TO DO
Copy the data that follows, character for character, minus the pictures.

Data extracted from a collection
━━━━
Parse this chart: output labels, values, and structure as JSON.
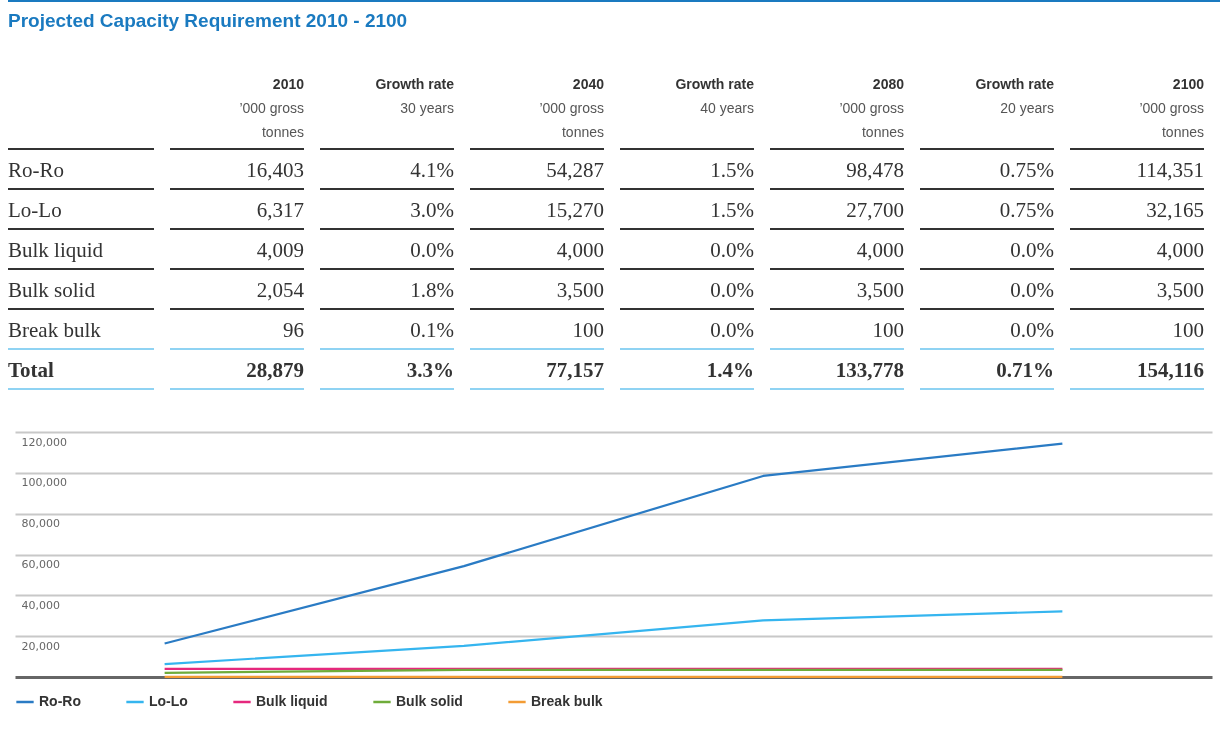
{
  "chart_data": {
    "type": "line",
    "title": "Projected Capacity Requirement 2010 - 2100",
    "categories": [
      null,
      null,
      null,
      null
    ],
    "series": [
      {
        "name": "Ro-Ro",
        "color": "#2a7bc4",
        "values": [
          16403,
          54287,
          98478,
          114351
        ],
        "value_labels": [
          "16,403",
          "54,287",
          "98,478",
          "114,351"
        ]
      },
      {
        "name": "Lo-Lo",
        "color": "#35b5ef",
        "values": [
          6317,
          15270,
          27700,
          32165
        ],
        "value_labels": [
          "6,317",
          "15,270",
          "27,700",
          "32,165"
        ]
      },
      {
        "name": "Bulk liquid",
        "color": "#e5287d",
        "values": [
          4009,
          4000,
          4000,
          4000
        ],
        "value_labels": [
          "4,009",
          "4,000",
          "4,000",
          "4,000"
        ]
      },
      {
        "name": "Bulk solid",
        "color": "#6fac3a",
        "values": [
          2054,
          3500,
          3500,
          3500
        ],
        "value_labels": [
          "2,054",
          "3,500",
          "3,500",
          "3,500"
        ]
      },
      {
        "name": "Break bulk",
        "color": "#f39c34",
        "values": [
          96,
          100,
          100,
          100
        ],
        "value_labels": [
          "96",
          "100",
          "100",
          "100"
        ]
      }
    ],
    "totals": [
      "28,879",
      "77,157",
      "133,778",
      "154,116"
    ],
    "annotations": [
      "’000 gross tonnes",
      "Total",
      "2010",
      "2040",
      "2080",
      "2100",
      "Growth rate",
      "30 years",
      "4.1%",
      "3.0%",
      "0.0%",
      "1.8%",
      "0.1%",
      "3.3%",
      "Growth rate",
      "40 years",
      "1.5%",
      "1.5%",
      "0.0%",
      "0.0%",
      "0.0%",
      "1.4%",
      "Growth rate",
      "20 years",
      "0.75%",
      "0.75%",
      "0.0%",
      "0.0%",
      "0.0%",
      "0.71%"
    ],
    "ylim": [
      0,
      120000
    ],
    "yticks": [
      {
        "value": 20000,
        "label": "20,000"
      },
      {
        "value": 40000,
        "label": "40,000"
      },
      {
        "value": 60000,
        "label": "60,000"
      },
      {
        "value": 80000,
        "label": "80,000"
      },
      {
        "value": 100000,
        "label": "100,000"
      },
      {
        "value": 120000,
        "label": "120,000"
      }
    ],
    "grid": "y",
    "legend": "bottom left",
    "tick_labels": "y",
    "marker": "none",
    "line_style": "solid"
  }
}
━━━━
SOLUTION TO THE EXERCISE
Parse this chart: output labels, values, and structure as JSON.
{
  "chart_data": {
    "type": "line",
    "title": "Projected Capacity Requirement 2010 - 2100",
    "categories": [
      null,
      null,
      null,
      null
    ],
    "series": [
      {
        "name": "Ro-Ro",
        "color": "#2a7bc4",
        "values": [
          16403,
          54287,
          98478,
          114351
        ],
        "value_labels": [
          "16,403",
          "54,287",
          "98,478",
          "114,351"
        ]
      },
      {
        "name": "Lo-Lo",
        "color": "#35b5ef",
        "values": [
          6317,
          15270,
          27700,
          32165
        ],
        "value_labels": [
          "6,317",
          "15,270",
          "27,700",
          "32,165"
        ]
      },
      {
        "name": "Bulk liquid",
        "color": "#e5287d",
        "values": [
          4009,
          4000,
          4000,
          4000
        ],
        "value_labels": [
          "4,009",
          "4,000",
          "4,000",
          "4,000"
        ]
      },
      {
        "name": "Bulk solid",
        "color": "#6fac3a",
        "values": [
          2054,
          3500,
          3500,
          3500
        ],
        "value_labels": [
          "2,054",
          "3,500",
          "3,500",
          "3,500"
        ]
      },
      {
        "name": "Break bulk",
        "color": "#f39c34",
        "values": [
          96,
          100,
          100,
          100
        ],
        "value_labels": [
          "96",
          "100",
          "100",
          "100"
        ]
      }
    ],
    "totals": [
      "28,879",
      "77,157",
      "133,778",
      "154,116"
    ],
    "annotations": [
      "’000 gross tonnes",
      "Total",
      "2010",
      "2040",
      "2080",
      "2100",
      "Growth rate",
      "30 years",
      "4.1%",
      "3.0%",
      "0.0%",
      "1.8%",
      "0.1%",
      "3.3%",
      "Growth rate",
      "40 years",
      "1.5%",
      "1.5%",
      "0.0%",
      "0.0%",
      "0.0%",
      "1.4%",
      "Growth rate",
      "20 years",
      "0.75%",
      "0.75%",
      "0.0%",
      "0.0%",
      "0.0%",
      "0.71%"
    ],
    "ylim": [
      0,
      120000
    ],
    "yticks": [
      {
        "value": 20000,
        "label": "20,000"
      },
      {
        "value": 40000,
        "label": "40,000"
      },
      {
        "value": 60000,
        "label": "60,000"
      },
      {
        "value": 80000,
        "label": "80,000"
      },
      {
        "value": 100000,
        "label": "100,000"
      },
      {
        "value": 120000,
        "label": "120,000"
      }
    ],
    "grid": "y",
    "legend": "bottom left",
    "tick_labels": "y",
    "marker": "none",
    "line_style": "solid"
  }
}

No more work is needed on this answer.